* BEGIN *

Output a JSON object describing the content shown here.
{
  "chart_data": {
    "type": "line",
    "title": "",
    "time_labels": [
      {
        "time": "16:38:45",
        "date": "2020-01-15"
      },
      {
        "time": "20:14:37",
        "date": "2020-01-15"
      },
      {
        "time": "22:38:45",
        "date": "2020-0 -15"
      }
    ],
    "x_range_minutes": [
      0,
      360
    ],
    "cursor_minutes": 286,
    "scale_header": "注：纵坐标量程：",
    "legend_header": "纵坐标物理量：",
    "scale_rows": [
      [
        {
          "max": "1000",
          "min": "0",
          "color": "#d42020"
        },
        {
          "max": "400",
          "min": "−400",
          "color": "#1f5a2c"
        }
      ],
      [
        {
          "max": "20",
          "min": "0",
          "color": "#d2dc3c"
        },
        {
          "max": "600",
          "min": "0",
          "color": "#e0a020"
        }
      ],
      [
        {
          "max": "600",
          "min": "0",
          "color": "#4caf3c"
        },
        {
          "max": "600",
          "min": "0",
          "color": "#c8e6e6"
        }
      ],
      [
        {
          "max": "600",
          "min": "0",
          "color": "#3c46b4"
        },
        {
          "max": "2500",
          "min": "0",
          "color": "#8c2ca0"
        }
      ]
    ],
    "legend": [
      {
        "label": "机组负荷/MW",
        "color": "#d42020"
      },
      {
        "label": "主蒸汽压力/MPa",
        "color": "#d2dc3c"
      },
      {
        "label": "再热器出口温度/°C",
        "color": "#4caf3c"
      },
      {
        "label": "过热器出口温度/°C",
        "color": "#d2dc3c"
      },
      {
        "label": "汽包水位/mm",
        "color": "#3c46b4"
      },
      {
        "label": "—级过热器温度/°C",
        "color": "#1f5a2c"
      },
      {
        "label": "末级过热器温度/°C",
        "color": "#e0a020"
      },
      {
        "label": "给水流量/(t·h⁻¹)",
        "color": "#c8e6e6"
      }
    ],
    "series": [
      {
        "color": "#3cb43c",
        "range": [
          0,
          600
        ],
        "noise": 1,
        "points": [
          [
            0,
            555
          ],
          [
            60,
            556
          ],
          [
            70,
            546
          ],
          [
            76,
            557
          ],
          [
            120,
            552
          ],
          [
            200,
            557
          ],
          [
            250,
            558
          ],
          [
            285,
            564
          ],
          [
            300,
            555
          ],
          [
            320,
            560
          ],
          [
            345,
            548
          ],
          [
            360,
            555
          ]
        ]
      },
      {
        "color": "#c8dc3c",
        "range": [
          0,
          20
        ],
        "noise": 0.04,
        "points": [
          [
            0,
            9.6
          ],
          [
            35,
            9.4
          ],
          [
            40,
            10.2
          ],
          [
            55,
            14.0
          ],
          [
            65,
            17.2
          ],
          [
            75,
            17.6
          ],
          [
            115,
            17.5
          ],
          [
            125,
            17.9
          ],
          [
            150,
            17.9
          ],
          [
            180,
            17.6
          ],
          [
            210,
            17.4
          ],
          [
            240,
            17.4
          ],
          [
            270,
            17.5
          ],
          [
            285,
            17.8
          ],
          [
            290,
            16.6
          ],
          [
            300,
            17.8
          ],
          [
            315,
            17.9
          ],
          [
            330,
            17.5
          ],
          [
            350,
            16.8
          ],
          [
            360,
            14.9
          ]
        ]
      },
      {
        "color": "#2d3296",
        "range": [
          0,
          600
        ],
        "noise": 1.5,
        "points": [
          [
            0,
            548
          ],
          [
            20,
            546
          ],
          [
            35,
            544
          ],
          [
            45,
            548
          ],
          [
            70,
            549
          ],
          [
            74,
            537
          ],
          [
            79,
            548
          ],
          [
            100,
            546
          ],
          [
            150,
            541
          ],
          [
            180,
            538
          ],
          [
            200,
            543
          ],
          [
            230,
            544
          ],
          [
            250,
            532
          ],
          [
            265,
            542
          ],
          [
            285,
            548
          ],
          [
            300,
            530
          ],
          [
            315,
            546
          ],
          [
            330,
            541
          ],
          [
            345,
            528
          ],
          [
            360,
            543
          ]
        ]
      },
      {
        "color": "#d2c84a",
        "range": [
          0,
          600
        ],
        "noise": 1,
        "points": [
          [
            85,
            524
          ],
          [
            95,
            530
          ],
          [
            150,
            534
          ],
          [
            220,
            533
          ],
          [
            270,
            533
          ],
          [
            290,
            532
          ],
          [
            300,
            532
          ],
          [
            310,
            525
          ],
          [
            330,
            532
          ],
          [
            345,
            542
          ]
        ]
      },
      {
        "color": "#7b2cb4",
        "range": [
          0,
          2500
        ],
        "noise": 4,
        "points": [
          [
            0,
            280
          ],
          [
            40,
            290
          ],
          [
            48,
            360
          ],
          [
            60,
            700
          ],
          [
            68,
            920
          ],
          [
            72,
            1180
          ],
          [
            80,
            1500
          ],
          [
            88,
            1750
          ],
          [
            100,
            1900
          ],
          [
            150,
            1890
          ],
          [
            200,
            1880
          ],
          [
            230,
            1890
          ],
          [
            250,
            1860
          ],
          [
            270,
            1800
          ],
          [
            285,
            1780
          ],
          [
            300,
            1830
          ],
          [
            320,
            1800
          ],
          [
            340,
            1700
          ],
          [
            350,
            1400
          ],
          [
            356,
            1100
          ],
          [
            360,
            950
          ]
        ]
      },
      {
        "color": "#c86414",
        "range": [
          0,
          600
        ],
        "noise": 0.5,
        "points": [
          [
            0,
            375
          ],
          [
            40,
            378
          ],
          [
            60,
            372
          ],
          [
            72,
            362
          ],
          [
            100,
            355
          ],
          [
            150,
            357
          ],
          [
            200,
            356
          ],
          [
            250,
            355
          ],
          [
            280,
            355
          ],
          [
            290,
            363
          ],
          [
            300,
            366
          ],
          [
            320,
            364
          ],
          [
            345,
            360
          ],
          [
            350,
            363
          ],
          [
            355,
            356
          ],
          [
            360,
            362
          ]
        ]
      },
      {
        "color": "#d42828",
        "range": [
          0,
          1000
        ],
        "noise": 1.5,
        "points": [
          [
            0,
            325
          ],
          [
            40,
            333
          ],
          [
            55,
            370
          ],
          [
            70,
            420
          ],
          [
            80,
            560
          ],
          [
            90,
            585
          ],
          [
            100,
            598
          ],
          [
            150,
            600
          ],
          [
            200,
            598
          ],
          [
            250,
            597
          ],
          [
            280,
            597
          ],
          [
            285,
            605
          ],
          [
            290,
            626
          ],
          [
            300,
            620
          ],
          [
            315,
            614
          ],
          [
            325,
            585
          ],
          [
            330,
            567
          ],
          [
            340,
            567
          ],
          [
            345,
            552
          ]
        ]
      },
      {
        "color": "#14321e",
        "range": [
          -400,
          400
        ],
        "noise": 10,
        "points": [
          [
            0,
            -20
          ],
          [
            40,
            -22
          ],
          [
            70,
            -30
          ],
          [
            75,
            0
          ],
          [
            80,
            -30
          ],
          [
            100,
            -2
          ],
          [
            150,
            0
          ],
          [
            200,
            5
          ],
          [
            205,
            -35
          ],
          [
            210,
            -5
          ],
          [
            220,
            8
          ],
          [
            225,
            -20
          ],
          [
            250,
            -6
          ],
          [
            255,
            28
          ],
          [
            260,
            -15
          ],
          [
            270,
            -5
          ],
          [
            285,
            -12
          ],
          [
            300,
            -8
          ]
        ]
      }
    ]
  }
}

* END *

_Task objective_:
Return all lines containing "noise".

_Solution_:
        "noise": 1,
        "noise": 0.04,
        "noise": 1.5,
        "noise": 1,
        "noise": 4,
        "noise": 0.5,
        "noise": 1.5,
        "noise": 10,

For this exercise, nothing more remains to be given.